> **TASK GOAL**
Print out each record below, unaltered and complete, without its images.

..........

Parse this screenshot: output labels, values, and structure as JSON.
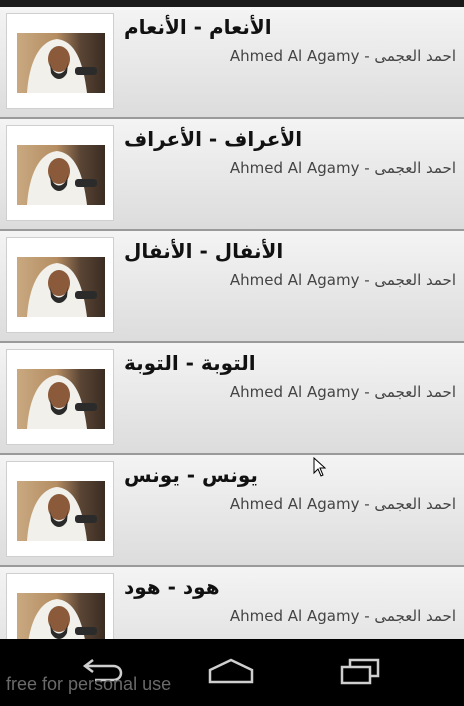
{
  "recitations": [
    {
      "title": "الأنعام - الأنعام",
      "reciter": "احمد العجمى - Ahmed Al Agamy"
    },
    {
      "title": "الأعراف - الأعراف",
      "reciter": "احمد العجمى - Ahmed Al Agamy"
    },
    {
      "title": "الأنفال - الأنفال",
      "reciter": "احمد العجمى - Ahmed Al Agamy"
    },
    {
      "title": "التوبة - التوبة",
      "reciter": "احمد العجمى - Ahmed Al Agamy"
    },
    {
      "title": "يونس - يونس",
      "reciter": "احمد العجمى - Ahmed Al Agamy"
    },
    {
      "title": "هود - هود",
      "reciter": "احمد العجمى - Ahmed Al Agamy"
    }
  ],
  "navigation": {
    "back_icon": "back-arrow-icon",
    "home_icon": "home-icon",
    "recents_icon": "recent-apps-icon"
  },
  "watermark": "free for personal use",
  "colors": {
    "row_background_top": "#f4f4f4",
    "row_background_bottom": "#dcdcdc",
    "row_divider": "#9a9a9a",
    "navbar": "#000000"
  }
}
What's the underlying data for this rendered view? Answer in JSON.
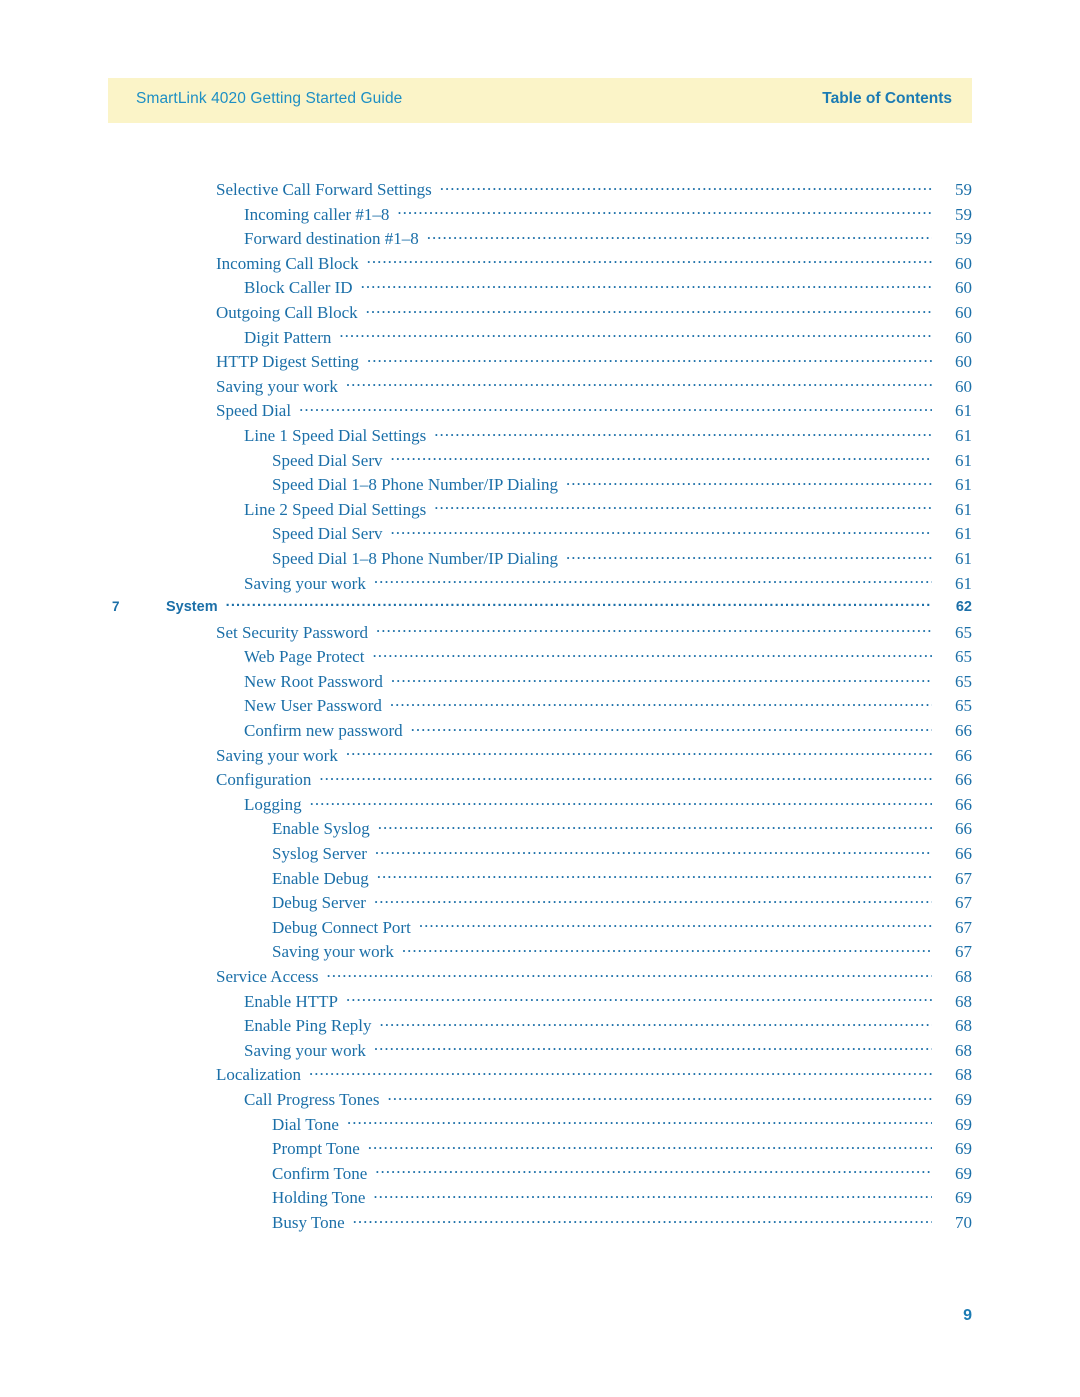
{
  "header": {
    "left_title": "SmartLink 4020 Getting Started Guide",
    "right_title": "Table of Contents"
  },
  "footer": {
    "page_number": "9"
  },
  "toc": {
    "entries": [
      {
        "num": "",
        "label": "Selective Call Forward Settings",
        "page": "59",
        "level": 0,
        "chapter": false
      },
      {
        "num": "",
        "label": "Incoming caller #1–8",
        "page": "59",
        "level": 1,
        "chapter": false
      },
      {
        "num": "",
        "label": "Forward destination #1–8",
        "page": "59",
        "level": 1,
        "chapter": false
      },
      {
        "num": "",
        "label": "Incoming Call Block",
        "page": "60",
        "level": 0,
        "chapter": false
      },
      {
        "num": "",
        "label": "Block Caller ID",
        "page": "60",
        "level": 1,
        "chapter": false
      },
      {
        "num": "",
        "label": "Outgoing Call Block",
        "page": "60",
        "level": 0,
        "chapter": false
      },
      {
        "num": "",
        "label": "Digit Pattern",
        "page": "60",
        "level": 1,
        "chapter": false
      },
      {
        "num": "",
        "label": "HTTP Digest Setting",
        "page": "60",
        "level": 0,
        "chapter": false
      },
      {
        "num": "",
        "label": "Saving your work",
        "page": "60",
        "level": 0,
        "chapter": false
      },
      {
        "num": "",
        "label": "Speed Dial",
        "page": "61",
        "level": 0,
        "chapter": false
      },
      {
        "num": "",
        "label": "Line 1 Speed Dial Settings",
        "page": "61",
        "level": 1,
        "chapter": false
      },
      {
        "num": "",
        "label": "Speed Dial Serv",
        "page": "61",
        "level": 2,
        "chapter": false
      },
      {
        "num": "",
        "label": "Speed Dial 1–8 Phone Number/IP Dialing",
        "page": "61",
        "level": 2,
        "chapter": false
      },
      {
        "num": "",
        "label": "Line 2 Speed Dial Settings",
        "page": "61",
        "level": 1,
        "chapter": false
      },
      {
        "num": "",
        "label": "Speed Dial Serv",
        "page": "61",
        "level": 2,
        "chapter": false
      },
      {
        "num": "",
        "label": "Speed Dial 1–8 Phone Number/IP Dialing",
        "page": "61",
        "level": 2,
        "chapter": false
      },
      {
        "num": "",
        "label": "Saving your work",
        "page": "61",
        "level": 1,
        "chapter": false
      },
      {
        "num": "7",
        "label": "System",
        "page": "62",
        "level": 0,
        "chapter": true
      },
      {
        "num": "",
        "label": "Set Security Password",
        "page": "65",
        "level": 0,
        "chapter": false
      },
      {
        "num": "",
        "label": "Web Page Protect",
        "page": "65",
        "level": 1,
        "chapter": false
      },
      {
        "num": "",
        "label": "New Root Password",
        "page": "65",
        "level": 1,
        "chapter": false
      },
      {
        "num": "",
        "label": "New User Password",
        "page": "65",
        "level": 1,
        "chapter": false
      },
      {
        "num": "",
        "label": "Confirm new password",
        "page": "66",
        "level": 1,
        "chapter": false
      },
      {
        "num": "",
        "label": "Saving your work",
        "page": "66",
        "level": 0,
        "chapter": false
      },
      {
        "num": "",
        "label": "Configuration",
        "page": "66",
        "level": 0,
        "chapter": false
      },
      {
        "num": "",
        "label": "Logging",
        "page": "66",
        "level": 1,
        "chapter": false
      },
      {
        "num": "",
        "label": "Enable Syslog",
        "page": "66",
        "level": 2,
        "chapter": false
      },
      {
        "num": "",
        "label": "Syslog Server",
        "page": "66",
        "level": 2,
        "chapter": false
      },
      {
        "num": "",
        "label": "Enable Debug",
        "page": "67",
        "level": 2,
        "chapter": false
      },
      {
        "num": "",
        "label": "Debug Server",
        "page": "67",
        "level": 2,
        "chapter": false
      },
      {
        "num": "",
        "label": "Debug Connect Port",
        "page": "67",
        "level": 2,
        "chapter": false
      },
      {
        "num": "",
        "label": "Saving your work",
        "page": "67",
        "level": 2,
        "chapter": false
      },
      {
        "num": "",
        "label": "Service Access",
        "page": "68",
        "level": 0,
        "chapter": false
      },
      {
        "num": "",
        "label": "Enable HTTP",
        "page": "68",
        "level": 1,
        "chapter": false
      },
      {
        "num": "",
        "label": "Enable Ping Reply",
        "page": "68",
        "level": 1,
        "chapter": false
      },
      {
        "num": "",
        "label": "Saving your work",
        "page": "68",
        "level": 1,
        "chapter": false
      },
      {
        "num": "",
        "label": "Localization",
        "page": "68",
        "level": 0,
        "chapter": false
      },
      {
        "num": "",
        "label": "Call Progress Tones",
        "page": "69",
        "level": 1,
        "chapter": false
      },
      {
        "num": "",
        "label": "Dial Tone",
        "page": "69",
        "level": 2,
        "chapter": false
      },
      {
        "num": "",
        "label": "Prompt Tone",
        "page": "69",
        "level": 2,
        "chapter": false
      },
      {
        "num": "",
        "label": "Confirm Tone",
        "page": "69",
        "level": 2,
        "chapter": false
      },
      {
        "num": "",
        "label": "Holding Tone",
        "page": "69",
        "level": 2,
        "chapter": false
      },
      {
        "num": "",
        "label": "Busy Tone",
        "page": "70",
        "level": 2,
        "chapter": false
      }
    ]
  }
}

..........

> **ANSWER TO THE EXERCISE**
Parse this screenshot: output labels, values, and structure as JSON.
{
  "recitations": [
    {
      "title": "الأنعام - الأنعام",
      "reciter": "احمد العجمى - Ahmed Al Agamy"
    },
    {
      "title": "الأعراف - الأعراف",
      "reciter": "احمد العجمى - Ahmed Al Agamy"
    },
    {
      "title": "الأنفال - الأنفال",
      "reciter": "احمد العجمى - Ahmed Al Agamy"
    },
    {
      "title": "التوبة - التوبة",
      "reciter": "احمد العجمى - Ahmed Al Agamy"
    },
    {
      "title": "يونس - يونس",
      "reciter": "احمد العجمى - Ahmed Al Agamy"
    },
    {
      "title": "هود - هود",
      "reciter": "احمد العجمى - Ahmed Al Agamy"
    }
  ],
  "navigation": {
    "back_icon": "back-arrow-icon",
    "home_icon": "home-icon",
    "recents_icon": "recent-apps-icon"
  },
  "watermark": "free for personal use",
  "colors": {
    "row_background_top": "#f4f4f4",
    "row_background_bottom": "#dcdcdc",
    "row_divider": "#9a9a9a",
    "navbar": "#000000"
  }
}
What's the underlying data for this rendered view? Answer in JSON.
{
  "header": {
    "left_title": "SmartLink 4020 Getting Started Guide",
    "right_title": "Table of Contents"
  },
  "footer": {
    "page_number": "9"
  },
  "toc": {
    "entries": [
      {
        "num": "",
        "label": "Selective Call Forward Settings",
        "page": "59",
        "level": 0,
        "chapter": false
      },
      {
        "num": "",
        "label": "Incoming caller #1–8",
        "page": "59",
        "level": 1,
        "chapter": false
      },
      {
        "num": "",
        "label": "Forward destination #1–8",
        "page": "59",
        "level": 1,
        "chapter": false
      },
      {
        "num": "",
        "label": "Incoming Call Block",
        "page": "60",
        "level": 0,
        "chapter": false
      },
      {
        "num": "",
        "label": "Block Caller ID",
        "page": "60",
        "level": 1,
        "chapter": false
      },
      {
        "num": "",
        "label": "Outgoing Call Block",
        "page": "60",
        "level": 0,
        "chapter": false
      },
      {
        "num": "",
        "label": "Digit Pattern",
        "page": "60",
        "level": 1,
        "chapter": false
      },
      {
        "num": "",
        "label": "HTTP Digest Setting",
        "page": "60",
        "level": 0,
        "chapter": false
      },
      {
        "num": "",
        "label": "Saving your work",
        "page": "60",
        "level": 0,
        "chapter": false
      },
      {
        "num": "",
        "label": "Speed Dial",
        "page": "61",
        "level": 0,
        "chapter": false
      },
      {
        "num": "",
        "label": "Line 1 Speed Dial Settings",
        "page": "61",
        "level": 1,
        "chapter": false
      },
      {
        "num": "",
        "label": "Speed Dial Serv",
        "page": "61",
        "level": 2,
        "chapter": false
      },
      {
        "num": "",
        "label": "Speed Dial 1–8 Phone Number/IP Dialing",
        "page": "61",
        "level": 2,
        "chapter": false
      },
      {
        "num": "",
        "label": "Line 2 Speed Dial Settings",
        "page": "61",
        "level": 1,
        "chapter": false
      },
      {
        "num": "",
        "label": "Speed Dial Serv",
        "page": "61",
        "level": 2,
        "chapter": false
      },
      {
        "num": "",
        "label": "Speed Dial 1–8 Phone Number/IP Dialing",
        "page": "61",
        "level": 2,
        "chapter": false
      },
      {
        "num": "",
        "label": "Saving your work",
        "page": "61",
        "level": 1,
        "chapter": false
      },
      {
        "num": "7",
        "label": "System",
        "page": "62",
        "level": 0,
        "chapter": true
      },
      {
        "num": "",
        "label": "Set Security Password",
        "page": "65",
        "level": 0,
        "chapter": false
      },
      {
        "num": "",
        "label": "Web Page Protect",
        "page": "65",
        "level": 1,
        "chapter": false
      },
      {
        "num": "",
        "label": "New Root Password",
        "page": "65",
        "level": 1,
        "chapter": false
      },
      {
        "num": "",
        "label": "New User Password",
        "page": "65",
        "level": 1,
        "chapter": false
      },
      {
        "num": "",
        "label": "Confirm new password",
        "page": "66",
        "level": 1,
        "chapter": false
      },
      {
        "num": "",
        "label": "Saving your work",
        "page": "66",
        "level": 0,
        "chapter": false
      },
      {
        "num": "",
        "label": "Configuration",
        "page": "66",
        "level": 0,
        "chapter": false
      },
      {
        "num": "",
        "label": "Logging",
        "page": "66",
        "level": 1,
        "chapter": false
      },
      {
        "num": "",
        "label": "Enable Syslog",
        "page": "66",
        "level": 2,
        "chapter": false
      },
      {
        "num": "",
        "label": "Syslog Server",
        "page": "66",
        "level": 2,
        "chapter": false
      },
      {
        "num": "",
        "label": "Enable Debug",
        "page": "67",
        "level": 2,
        "chapter": false
      },
      {
        "num": "",
        "label": "Debug Server",
        "page": "67",
        "level": 2,
        "chapter": false
      },
      {
        "num": "",
        "label": "Debug Connect Port",
        "page": "67",
        "level": 2,
        "chapter": false
      },
      {
        "num": "",
        "label": "Saving your work",
        "page": "67",
        "level": 2,
        "chapter": false
      },
      {
        "num": "",
        "label": "Service Access",
        "page": "68",
        "level": 0,
        "chapter": false
      },
      {
        "num": "",
        "label": "Enable HTTP",
        "page": "68",
        "level": 1,
        "chapter": false
      },
      {
        "num": "",
        "label": "Enable Ping Reply",
        "page": "68",
        "level": 1,
        "chapter": false
      },
      {
        "num": "",
        "label": "Saving your work",
        "page": "68",
        "level": 1,
        "chapter": false
      },
      {
        "num": "",
        "label": "Localization",
        "page": "68",
        "level": 0,
        "chapter": false
      },
      {
        "num": "",
        "label": "Call Progress Tones",
        "page": "69",
        "level": 1,
        "chapter": false
      },
      {
        "num": "",
        "label": "Dial Tone",
        "page": "69",
        "level": 2,
        "chapter": false
      },
      {
        "num": "",
        "label": "Prompt Tone",
        "page": "69",
        "level": 2,
        "chapter": false
      },
      {
        "num": "",
        "label": "Confirm Tone",
        "page": "69",
        "level": 2,
        "chapter": false
      },
      {
        "num": "",
        "label": "Holding Tone",
        "page": "69",
        "level": 2,
        "chapter": false
      },
      {
        "num": "",
        "label": "Busy Tone",
        "page": "70",
        "level": 2,
        "chapter": false
      }
    ]
  }
}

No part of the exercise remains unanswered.